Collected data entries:

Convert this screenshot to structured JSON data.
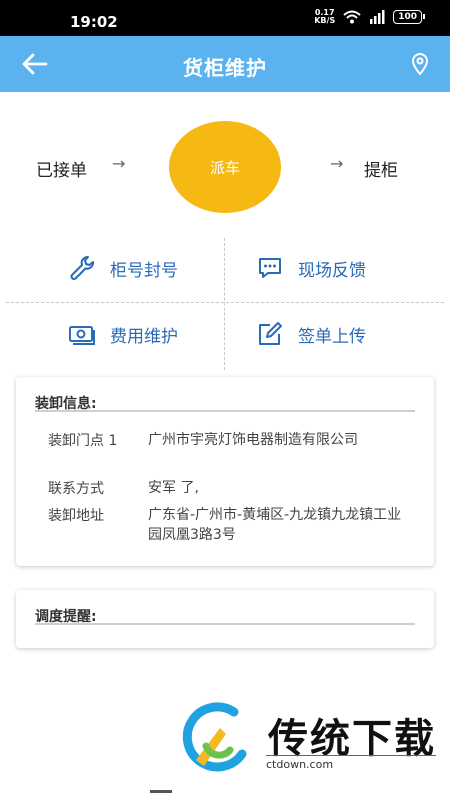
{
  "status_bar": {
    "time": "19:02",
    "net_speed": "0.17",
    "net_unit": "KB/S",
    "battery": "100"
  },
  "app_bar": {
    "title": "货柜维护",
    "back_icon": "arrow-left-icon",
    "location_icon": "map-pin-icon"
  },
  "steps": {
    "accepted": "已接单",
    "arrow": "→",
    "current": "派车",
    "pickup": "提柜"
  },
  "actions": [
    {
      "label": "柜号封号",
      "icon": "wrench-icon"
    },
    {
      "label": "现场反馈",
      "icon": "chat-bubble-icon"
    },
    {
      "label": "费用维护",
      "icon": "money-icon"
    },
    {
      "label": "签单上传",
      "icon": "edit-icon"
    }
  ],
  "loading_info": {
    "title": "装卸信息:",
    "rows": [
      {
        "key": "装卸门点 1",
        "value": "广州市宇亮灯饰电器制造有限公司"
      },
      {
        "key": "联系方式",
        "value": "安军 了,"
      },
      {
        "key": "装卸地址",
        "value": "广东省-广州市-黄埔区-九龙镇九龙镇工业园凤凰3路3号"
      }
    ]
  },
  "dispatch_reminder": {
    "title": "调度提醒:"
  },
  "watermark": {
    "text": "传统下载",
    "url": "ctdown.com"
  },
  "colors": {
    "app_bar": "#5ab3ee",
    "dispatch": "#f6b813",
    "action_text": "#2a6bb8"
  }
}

---

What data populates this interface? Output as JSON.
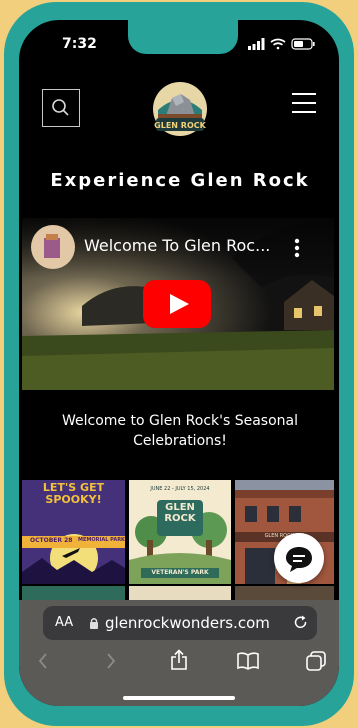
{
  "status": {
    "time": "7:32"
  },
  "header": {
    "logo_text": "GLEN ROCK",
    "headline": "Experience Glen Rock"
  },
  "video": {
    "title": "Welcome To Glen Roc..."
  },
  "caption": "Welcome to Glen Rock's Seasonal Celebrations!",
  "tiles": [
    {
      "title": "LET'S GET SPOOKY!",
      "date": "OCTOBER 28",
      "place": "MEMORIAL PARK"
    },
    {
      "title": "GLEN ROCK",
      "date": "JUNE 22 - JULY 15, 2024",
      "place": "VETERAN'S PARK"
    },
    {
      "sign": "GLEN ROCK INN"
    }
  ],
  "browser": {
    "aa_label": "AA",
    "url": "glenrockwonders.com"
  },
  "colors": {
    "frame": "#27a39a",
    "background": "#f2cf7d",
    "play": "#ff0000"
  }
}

--

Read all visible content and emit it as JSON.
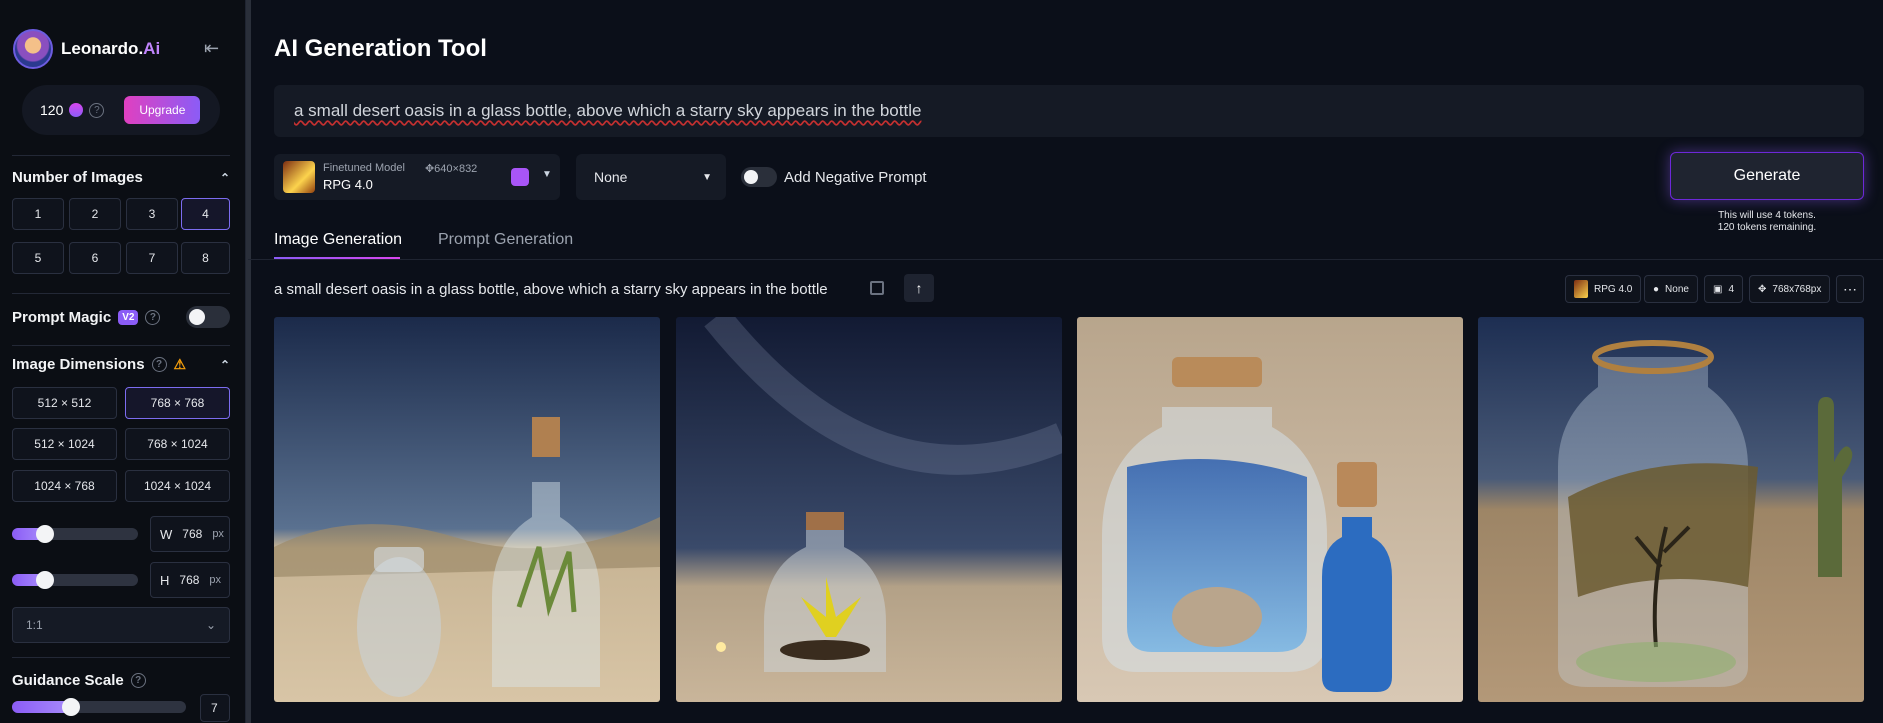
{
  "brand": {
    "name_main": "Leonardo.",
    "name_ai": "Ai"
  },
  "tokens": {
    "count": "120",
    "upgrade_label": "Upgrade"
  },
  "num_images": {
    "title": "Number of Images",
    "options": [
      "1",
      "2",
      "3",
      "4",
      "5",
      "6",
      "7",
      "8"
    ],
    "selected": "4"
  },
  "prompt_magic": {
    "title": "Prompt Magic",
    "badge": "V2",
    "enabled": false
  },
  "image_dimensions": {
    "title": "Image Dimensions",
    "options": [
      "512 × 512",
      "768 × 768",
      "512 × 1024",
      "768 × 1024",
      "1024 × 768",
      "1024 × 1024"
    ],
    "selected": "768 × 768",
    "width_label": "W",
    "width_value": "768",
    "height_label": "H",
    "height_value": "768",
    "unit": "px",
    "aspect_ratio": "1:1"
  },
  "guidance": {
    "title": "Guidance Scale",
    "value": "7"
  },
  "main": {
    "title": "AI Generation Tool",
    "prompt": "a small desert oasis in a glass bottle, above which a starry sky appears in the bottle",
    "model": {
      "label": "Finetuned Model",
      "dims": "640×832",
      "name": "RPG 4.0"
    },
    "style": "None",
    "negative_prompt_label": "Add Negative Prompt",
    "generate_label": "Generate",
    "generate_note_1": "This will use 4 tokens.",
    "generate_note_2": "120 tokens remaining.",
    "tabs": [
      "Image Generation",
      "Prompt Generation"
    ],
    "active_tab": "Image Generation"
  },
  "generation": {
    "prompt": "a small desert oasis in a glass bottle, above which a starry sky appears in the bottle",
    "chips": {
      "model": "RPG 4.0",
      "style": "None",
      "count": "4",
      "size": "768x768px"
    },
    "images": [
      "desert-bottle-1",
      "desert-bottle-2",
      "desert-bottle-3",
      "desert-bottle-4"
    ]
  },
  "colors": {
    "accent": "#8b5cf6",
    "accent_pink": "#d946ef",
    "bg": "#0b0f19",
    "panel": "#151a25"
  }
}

## WORK REQUIRED:
Exactly how many lines of the listing above contain the string "desert"? Give no more than the number.

## RESULT FOR THIS EXERCISE:
6